Extracted data:
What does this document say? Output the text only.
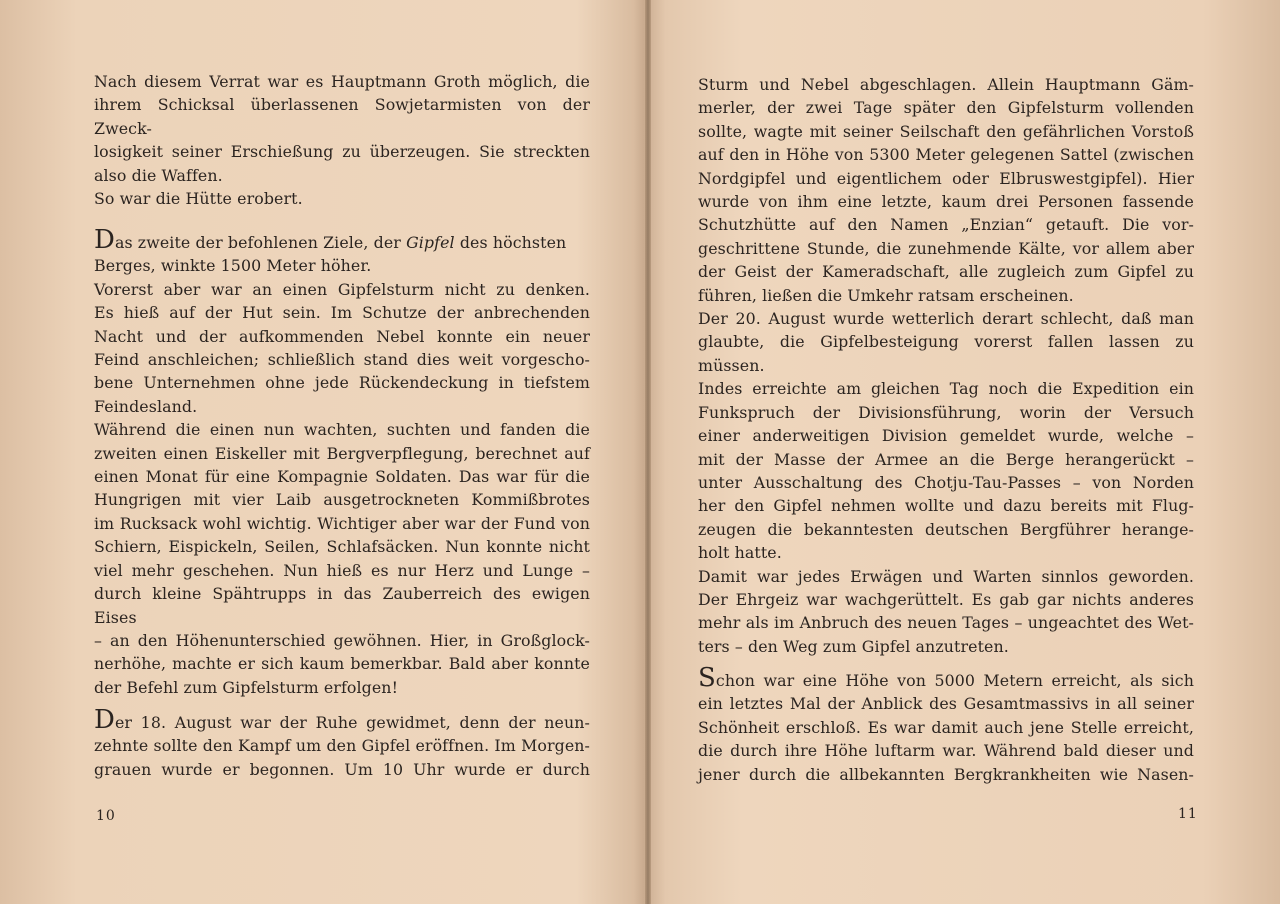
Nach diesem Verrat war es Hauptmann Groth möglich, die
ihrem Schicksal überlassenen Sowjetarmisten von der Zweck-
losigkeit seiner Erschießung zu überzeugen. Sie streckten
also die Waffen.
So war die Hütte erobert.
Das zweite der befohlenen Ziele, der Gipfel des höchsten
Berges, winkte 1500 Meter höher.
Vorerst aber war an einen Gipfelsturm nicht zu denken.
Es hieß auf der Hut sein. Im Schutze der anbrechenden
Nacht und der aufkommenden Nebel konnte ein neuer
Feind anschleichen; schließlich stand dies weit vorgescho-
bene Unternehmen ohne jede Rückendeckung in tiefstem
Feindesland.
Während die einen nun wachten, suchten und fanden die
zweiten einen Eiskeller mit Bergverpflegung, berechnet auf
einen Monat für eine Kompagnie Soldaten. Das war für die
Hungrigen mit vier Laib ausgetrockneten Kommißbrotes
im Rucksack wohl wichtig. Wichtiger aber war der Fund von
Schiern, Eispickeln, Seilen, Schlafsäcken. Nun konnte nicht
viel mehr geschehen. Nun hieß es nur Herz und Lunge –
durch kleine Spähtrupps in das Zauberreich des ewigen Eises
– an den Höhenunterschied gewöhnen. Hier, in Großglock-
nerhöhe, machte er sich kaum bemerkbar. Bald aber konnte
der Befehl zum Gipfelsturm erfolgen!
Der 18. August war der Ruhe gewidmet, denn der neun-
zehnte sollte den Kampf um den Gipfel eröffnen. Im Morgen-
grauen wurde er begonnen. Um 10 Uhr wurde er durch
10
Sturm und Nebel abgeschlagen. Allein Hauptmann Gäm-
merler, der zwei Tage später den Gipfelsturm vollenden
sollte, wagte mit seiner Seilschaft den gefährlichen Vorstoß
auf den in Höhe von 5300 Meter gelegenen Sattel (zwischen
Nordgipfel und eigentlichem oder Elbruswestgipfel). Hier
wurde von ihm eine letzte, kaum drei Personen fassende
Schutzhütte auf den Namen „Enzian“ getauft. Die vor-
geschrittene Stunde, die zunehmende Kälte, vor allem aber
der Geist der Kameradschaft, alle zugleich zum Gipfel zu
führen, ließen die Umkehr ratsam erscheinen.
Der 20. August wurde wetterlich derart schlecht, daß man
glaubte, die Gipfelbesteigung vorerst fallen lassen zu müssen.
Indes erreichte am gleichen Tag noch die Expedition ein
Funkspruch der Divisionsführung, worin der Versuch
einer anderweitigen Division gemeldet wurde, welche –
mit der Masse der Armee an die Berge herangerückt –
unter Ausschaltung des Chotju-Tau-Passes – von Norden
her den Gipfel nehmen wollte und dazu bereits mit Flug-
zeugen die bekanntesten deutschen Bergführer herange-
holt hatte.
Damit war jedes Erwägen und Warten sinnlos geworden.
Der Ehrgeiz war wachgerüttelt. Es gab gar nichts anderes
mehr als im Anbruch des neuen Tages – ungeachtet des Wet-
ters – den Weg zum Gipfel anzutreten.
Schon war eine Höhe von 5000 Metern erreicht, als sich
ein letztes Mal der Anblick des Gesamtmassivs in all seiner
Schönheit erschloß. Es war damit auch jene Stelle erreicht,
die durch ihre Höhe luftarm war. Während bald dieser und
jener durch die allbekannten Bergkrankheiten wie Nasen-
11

Objective: Collect each line holding the string "August".

Solution to this problem:
Der 18. August war der Ruhe gewidmet, denn der neun-
Der 20. August wurde wetterlich derart schlecht, daß man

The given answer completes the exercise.